**Aim**
State the number of lines in these records holding "November". Say nothing more.

--- BEGIN Material shown ---

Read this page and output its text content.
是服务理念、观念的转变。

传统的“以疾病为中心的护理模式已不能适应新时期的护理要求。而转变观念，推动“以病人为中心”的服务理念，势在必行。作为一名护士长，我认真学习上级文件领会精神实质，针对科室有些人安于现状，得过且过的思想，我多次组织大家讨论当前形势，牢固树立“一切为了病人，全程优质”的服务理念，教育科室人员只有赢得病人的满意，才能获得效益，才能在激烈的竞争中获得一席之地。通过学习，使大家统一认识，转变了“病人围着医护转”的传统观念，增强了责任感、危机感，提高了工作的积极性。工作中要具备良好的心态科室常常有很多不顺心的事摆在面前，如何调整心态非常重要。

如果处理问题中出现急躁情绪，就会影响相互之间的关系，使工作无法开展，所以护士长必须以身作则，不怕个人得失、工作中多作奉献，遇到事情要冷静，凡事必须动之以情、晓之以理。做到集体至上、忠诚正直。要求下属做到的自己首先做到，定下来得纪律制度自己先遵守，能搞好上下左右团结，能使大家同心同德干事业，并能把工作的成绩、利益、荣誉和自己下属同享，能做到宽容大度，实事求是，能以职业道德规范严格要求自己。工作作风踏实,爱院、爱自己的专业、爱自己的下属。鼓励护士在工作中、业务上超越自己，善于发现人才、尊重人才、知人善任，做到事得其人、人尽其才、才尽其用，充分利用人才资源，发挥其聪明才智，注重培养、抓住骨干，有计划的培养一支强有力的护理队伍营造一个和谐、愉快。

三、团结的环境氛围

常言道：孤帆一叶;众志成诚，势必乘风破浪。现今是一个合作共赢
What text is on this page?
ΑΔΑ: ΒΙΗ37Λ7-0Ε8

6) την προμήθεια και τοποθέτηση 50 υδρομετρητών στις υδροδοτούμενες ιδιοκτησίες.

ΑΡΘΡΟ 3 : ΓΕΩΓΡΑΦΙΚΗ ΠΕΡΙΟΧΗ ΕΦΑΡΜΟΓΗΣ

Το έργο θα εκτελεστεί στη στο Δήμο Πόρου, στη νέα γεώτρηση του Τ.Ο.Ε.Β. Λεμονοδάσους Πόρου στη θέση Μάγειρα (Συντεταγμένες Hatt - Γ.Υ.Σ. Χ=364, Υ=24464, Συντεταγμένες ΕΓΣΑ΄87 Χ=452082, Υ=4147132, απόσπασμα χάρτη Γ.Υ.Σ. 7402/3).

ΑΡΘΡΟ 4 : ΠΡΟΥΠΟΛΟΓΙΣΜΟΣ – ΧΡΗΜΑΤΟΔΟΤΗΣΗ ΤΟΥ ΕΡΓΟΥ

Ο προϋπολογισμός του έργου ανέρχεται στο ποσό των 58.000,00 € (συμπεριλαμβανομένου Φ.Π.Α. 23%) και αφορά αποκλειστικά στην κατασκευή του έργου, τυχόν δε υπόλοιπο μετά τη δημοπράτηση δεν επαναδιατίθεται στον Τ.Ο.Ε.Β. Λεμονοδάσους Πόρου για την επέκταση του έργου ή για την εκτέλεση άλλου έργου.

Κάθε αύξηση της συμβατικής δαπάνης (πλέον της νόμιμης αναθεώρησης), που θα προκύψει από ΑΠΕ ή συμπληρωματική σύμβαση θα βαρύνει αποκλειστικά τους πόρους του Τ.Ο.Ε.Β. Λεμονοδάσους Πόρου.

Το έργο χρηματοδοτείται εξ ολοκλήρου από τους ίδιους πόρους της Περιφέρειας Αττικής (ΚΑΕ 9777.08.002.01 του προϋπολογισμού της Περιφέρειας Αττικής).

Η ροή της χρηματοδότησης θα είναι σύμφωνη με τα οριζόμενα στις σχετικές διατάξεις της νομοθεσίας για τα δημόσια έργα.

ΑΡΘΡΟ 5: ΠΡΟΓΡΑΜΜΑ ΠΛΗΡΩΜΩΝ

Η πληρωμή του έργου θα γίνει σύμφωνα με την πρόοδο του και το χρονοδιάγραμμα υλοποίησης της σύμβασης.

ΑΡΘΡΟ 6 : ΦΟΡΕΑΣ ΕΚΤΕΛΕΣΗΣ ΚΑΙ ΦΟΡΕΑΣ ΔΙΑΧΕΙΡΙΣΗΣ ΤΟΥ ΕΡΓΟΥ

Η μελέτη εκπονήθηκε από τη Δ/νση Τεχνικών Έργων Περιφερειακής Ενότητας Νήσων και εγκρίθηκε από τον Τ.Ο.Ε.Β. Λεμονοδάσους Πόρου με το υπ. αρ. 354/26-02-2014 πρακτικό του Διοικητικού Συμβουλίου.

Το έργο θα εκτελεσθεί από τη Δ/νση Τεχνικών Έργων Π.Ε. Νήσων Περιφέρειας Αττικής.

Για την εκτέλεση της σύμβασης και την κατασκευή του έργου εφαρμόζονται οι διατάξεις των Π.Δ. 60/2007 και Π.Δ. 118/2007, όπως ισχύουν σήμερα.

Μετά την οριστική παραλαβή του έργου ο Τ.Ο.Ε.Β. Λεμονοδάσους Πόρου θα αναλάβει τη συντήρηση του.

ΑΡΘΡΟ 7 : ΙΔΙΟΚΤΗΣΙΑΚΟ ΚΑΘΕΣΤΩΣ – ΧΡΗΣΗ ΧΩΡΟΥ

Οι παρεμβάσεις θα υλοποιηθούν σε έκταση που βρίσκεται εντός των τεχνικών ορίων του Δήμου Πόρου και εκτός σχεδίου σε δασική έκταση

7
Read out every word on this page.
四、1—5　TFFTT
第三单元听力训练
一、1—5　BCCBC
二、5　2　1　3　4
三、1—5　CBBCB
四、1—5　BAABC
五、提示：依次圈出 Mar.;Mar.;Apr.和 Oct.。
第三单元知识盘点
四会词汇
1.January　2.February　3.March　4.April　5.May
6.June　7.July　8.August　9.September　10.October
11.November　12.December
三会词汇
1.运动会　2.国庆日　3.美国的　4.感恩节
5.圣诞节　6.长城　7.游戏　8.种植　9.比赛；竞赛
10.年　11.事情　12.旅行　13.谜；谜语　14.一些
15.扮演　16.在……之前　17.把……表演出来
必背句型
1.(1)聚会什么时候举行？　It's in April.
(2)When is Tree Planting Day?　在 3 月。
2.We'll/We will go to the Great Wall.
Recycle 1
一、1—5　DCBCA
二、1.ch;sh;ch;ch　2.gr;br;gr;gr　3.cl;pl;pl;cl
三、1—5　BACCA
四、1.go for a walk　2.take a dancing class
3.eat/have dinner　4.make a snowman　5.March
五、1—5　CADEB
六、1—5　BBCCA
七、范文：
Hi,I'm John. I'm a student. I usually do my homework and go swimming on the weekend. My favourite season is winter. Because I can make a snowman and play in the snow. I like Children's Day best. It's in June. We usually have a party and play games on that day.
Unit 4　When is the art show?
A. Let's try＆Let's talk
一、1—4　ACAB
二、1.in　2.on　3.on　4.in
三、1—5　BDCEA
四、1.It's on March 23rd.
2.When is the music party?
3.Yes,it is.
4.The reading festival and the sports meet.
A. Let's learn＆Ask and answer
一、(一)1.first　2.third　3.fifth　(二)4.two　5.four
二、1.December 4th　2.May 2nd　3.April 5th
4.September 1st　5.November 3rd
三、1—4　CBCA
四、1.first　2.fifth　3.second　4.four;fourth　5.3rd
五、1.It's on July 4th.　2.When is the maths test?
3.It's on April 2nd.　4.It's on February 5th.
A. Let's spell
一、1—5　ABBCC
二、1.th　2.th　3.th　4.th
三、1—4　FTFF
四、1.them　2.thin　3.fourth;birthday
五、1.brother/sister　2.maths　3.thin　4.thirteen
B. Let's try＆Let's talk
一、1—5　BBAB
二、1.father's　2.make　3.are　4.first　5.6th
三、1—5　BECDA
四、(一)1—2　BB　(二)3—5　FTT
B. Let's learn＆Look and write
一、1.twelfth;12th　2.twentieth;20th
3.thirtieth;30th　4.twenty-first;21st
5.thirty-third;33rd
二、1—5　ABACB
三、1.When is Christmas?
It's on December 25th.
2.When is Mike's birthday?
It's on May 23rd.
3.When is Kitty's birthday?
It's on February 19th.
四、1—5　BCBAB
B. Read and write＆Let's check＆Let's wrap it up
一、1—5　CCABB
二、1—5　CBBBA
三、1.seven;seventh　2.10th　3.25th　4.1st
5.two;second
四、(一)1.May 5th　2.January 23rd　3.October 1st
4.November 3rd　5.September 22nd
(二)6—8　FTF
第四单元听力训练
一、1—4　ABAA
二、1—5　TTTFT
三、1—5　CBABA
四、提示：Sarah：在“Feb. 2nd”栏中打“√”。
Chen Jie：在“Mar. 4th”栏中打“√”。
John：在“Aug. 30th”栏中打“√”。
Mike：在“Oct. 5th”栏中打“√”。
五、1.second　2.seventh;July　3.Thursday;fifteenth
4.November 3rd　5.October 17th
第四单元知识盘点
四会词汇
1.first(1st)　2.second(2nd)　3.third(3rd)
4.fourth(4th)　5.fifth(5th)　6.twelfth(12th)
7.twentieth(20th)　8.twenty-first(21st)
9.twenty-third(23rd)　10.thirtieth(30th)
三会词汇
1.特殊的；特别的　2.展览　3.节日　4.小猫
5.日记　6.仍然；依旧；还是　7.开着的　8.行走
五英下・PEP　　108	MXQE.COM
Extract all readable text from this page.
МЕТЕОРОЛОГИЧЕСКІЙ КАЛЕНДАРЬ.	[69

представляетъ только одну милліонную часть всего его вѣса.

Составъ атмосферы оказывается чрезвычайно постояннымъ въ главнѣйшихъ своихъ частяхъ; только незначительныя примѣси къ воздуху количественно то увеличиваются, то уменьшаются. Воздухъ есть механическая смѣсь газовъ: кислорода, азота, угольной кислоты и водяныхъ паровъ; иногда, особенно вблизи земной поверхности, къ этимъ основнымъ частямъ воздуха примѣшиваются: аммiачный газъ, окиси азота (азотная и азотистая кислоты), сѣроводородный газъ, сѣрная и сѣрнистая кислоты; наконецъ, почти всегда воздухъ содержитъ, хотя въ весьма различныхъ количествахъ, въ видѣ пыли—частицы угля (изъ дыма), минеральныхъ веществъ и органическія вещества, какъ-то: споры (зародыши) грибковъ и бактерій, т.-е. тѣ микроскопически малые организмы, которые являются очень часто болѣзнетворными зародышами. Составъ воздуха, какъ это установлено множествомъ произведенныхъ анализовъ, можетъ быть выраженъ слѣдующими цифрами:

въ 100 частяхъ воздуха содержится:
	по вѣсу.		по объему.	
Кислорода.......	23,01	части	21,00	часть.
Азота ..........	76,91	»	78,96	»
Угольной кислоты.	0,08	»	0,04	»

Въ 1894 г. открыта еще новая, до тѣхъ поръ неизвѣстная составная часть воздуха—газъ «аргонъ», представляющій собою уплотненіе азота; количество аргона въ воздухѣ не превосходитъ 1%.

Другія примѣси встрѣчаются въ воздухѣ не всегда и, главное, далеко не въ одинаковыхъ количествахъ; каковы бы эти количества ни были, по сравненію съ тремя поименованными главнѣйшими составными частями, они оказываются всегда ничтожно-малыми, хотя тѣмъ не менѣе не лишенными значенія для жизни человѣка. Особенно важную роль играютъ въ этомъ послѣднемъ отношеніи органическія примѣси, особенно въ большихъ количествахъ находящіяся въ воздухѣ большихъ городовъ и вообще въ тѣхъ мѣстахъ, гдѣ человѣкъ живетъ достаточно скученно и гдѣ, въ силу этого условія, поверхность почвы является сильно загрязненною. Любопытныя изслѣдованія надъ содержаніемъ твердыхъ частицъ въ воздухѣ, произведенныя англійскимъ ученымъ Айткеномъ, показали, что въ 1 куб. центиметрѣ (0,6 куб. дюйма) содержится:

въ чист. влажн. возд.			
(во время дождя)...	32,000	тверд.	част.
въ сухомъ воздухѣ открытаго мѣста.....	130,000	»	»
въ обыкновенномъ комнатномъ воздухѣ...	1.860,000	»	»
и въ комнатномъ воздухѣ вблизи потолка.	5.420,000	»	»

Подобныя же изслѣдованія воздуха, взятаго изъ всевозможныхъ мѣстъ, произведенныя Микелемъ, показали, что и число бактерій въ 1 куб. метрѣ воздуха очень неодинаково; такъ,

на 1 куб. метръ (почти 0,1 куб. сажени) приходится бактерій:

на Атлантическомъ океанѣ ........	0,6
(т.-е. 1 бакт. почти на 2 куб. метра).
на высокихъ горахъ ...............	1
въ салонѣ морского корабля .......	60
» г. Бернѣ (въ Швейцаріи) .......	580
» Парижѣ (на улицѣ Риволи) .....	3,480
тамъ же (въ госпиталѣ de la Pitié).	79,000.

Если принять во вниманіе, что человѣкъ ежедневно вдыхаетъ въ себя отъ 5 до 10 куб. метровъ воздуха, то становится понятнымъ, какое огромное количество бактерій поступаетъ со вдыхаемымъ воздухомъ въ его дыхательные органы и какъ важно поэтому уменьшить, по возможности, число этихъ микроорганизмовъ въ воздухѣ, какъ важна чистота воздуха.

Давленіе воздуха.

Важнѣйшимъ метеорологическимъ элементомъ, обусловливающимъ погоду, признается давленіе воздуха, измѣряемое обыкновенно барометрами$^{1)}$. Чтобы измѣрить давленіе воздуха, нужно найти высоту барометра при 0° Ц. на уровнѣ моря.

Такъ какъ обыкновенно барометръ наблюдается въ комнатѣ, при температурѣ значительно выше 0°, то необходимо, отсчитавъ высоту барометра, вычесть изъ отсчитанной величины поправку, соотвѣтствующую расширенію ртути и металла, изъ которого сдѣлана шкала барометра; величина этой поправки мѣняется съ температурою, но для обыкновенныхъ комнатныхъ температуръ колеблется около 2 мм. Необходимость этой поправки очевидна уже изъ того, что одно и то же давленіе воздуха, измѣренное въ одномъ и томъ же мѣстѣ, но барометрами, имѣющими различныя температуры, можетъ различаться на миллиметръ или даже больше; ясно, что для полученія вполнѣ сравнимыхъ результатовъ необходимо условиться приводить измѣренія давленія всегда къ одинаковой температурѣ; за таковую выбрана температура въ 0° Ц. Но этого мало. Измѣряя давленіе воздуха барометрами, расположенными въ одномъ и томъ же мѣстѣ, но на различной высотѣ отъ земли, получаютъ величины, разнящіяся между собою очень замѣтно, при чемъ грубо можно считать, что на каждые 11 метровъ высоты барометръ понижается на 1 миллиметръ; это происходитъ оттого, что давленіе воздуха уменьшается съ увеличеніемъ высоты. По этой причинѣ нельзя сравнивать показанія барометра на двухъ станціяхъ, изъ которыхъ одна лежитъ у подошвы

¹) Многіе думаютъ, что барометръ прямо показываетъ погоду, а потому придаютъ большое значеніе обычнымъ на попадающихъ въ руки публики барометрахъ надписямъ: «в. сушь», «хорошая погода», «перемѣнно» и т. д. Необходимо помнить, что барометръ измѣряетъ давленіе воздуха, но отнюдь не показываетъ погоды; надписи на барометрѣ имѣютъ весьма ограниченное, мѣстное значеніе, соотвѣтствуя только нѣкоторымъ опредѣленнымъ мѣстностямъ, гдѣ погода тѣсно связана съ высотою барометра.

--- END Material shown ---

**Exercise solution**
4